Identify the lines that contain the word "were" and copy each one.
** BEGIN **
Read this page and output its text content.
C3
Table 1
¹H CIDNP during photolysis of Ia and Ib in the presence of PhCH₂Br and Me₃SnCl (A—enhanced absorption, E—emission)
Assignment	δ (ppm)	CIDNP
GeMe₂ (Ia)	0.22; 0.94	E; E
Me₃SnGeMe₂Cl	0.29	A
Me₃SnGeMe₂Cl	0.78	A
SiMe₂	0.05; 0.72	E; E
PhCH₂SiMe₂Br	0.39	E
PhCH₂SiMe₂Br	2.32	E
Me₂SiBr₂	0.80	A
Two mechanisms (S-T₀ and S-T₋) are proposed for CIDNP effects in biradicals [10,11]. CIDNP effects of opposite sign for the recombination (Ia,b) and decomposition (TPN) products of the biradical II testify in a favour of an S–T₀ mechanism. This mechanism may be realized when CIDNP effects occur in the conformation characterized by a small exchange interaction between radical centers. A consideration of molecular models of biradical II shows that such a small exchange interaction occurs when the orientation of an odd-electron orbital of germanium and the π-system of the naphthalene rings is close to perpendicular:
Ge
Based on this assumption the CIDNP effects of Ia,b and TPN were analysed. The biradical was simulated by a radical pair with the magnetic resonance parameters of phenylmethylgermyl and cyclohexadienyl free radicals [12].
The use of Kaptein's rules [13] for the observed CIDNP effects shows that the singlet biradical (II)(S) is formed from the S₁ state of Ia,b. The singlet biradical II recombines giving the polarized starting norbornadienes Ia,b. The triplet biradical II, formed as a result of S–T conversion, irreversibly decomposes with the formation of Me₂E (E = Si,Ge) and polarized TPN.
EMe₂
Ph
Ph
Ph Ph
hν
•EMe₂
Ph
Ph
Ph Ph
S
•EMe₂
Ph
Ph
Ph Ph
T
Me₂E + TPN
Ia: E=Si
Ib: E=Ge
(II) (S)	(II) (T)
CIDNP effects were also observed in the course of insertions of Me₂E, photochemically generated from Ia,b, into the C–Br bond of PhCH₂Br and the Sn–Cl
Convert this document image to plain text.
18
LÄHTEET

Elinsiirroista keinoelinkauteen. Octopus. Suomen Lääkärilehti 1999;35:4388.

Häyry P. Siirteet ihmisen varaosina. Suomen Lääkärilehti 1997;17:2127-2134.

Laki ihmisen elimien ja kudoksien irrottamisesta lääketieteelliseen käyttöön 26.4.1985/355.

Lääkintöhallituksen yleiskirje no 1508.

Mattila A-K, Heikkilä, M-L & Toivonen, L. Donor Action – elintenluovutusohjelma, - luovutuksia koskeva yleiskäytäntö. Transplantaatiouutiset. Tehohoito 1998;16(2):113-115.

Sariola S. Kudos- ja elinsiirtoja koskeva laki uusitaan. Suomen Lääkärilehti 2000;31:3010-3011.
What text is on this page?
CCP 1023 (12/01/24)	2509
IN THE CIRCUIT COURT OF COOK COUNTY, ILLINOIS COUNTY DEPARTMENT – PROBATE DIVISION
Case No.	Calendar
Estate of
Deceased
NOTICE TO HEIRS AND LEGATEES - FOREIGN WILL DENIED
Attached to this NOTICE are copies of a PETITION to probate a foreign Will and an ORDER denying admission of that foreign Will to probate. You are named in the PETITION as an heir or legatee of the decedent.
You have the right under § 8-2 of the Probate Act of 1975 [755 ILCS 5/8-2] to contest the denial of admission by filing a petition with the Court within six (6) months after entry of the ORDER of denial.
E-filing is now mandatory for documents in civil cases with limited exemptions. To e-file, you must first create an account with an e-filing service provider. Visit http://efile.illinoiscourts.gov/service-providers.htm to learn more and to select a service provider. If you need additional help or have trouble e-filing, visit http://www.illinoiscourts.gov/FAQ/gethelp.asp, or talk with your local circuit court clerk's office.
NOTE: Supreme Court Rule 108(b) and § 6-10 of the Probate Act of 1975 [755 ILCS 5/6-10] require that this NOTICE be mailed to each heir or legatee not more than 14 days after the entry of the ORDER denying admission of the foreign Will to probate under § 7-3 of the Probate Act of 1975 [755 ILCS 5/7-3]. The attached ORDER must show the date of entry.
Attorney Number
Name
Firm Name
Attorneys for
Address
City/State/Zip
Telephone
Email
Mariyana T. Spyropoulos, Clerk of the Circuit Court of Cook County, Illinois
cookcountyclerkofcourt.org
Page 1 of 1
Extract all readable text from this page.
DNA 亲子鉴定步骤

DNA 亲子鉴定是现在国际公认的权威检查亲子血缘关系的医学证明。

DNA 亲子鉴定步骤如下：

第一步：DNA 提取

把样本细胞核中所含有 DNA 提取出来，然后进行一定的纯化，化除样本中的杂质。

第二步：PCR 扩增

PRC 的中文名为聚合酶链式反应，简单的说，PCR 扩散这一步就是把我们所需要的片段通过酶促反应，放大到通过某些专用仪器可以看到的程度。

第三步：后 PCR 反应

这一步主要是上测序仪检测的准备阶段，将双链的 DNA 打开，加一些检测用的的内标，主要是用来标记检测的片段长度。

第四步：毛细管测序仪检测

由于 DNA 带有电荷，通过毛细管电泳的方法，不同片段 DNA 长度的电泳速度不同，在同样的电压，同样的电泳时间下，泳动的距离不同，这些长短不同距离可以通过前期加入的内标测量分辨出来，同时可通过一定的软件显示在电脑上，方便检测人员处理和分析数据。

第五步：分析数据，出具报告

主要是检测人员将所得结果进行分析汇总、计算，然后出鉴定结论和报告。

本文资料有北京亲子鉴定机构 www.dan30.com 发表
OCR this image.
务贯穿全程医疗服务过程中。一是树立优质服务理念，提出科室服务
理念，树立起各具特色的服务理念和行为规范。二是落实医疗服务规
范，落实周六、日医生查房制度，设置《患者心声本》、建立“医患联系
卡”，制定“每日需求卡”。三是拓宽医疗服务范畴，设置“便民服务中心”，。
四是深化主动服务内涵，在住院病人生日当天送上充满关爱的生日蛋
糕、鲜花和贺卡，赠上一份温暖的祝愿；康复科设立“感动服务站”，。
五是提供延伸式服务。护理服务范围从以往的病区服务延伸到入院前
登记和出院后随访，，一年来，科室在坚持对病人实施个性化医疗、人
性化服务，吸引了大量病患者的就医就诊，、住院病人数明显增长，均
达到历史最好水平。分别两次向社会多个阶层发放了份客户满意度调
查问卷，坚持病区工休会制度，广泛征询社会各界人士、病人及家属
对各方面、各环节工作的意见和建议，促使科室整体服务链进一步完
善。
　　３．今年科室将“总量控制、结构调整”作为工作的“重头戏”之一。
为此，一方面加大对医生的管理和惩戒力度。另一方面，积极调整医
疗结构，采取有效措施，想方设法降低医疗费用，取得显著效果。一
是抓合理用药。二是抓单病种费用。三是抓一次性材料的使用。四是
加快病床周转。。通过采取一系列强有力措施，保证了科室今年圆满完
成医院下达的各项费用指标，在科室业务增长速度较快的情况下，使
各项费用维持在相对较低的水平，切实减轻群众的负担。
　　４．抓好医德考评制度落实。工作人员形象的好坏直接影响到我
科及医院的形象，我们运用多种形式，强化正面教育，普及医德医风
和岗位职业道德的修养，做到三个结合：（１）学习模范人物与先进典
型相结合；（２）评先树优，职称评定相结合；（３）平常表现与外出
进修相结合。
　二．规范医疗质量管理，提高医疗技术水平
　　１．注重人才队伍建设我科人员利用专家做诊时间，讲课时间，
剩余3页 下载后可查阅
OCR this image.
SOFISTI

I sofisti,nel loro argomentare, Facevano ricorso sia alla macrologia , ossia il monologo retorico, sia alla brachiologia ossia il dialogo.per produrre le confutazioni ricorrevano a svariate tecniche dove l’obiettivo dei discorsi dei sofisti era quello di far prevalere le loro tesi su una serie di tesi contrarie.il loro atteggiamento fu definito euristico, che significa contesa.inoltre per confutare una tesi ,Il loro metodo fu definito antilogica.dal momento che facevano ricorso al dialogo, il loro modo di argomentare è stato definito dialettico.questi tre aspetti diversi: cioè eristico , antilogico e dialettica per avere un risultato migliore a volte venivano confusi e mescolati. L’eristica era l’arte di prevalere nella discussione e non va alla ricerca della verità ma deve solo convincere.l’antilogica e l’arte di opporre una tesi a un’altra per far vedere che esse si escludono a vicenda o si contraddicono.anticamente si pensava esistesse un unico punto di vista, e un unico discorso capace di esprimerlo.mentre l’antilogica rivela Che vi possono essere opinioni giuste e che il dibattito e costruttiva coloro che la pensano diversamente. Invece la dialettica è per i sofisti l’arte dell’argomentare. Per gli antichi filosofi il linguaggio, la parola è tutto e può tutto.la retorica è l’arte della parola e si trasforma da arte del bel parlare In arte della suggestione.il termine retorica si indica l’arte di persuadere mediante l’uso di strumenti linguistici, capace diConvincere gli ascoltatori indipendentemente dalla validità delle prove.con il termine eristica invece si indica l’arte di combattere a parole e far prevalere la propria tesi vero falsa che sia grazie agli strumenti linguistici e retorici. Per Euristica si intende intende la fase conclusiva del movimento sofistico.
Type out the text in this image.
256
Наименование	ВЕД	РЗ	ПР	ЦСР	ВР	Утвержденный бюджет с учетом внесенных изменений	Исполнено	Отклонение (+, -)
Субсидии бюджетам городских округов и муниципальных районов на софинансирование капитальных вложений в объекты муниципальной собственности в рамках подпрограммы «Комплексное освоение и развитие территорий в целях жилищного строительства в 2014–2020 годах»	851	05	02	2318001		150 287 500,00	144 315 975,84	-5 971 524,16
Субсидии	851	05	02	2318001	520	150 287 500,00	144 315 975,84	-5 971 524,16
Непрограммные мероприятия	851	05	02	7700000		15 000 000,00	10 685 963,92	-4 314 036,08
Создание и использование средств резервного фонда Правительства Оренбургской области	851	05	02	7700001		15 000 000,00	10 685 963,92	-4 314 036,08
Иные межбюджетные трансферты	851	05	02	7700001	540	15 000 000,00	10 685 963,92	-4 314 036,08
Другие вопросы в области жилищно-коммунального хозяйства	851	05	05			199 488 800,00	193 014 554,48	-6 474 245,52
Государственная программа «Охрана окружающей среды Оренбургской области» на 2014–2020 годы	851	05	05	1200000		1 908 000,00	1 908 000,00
** END **
WORKED SOLUTION:
Based on this assumption the CIDNP effects of Ia,b and TPN were analysed. The biradical was simulated by a radical pair with the magnetic resonance parameters of phenylmethylgermyl and cyclohexadienyl free radicals [12].
CIDNP effects were also observed in the course of insertions of Me₂E, photochemically generated from Ia,b, into the C–Br bond of PhCH₂Br and the Sn–Cl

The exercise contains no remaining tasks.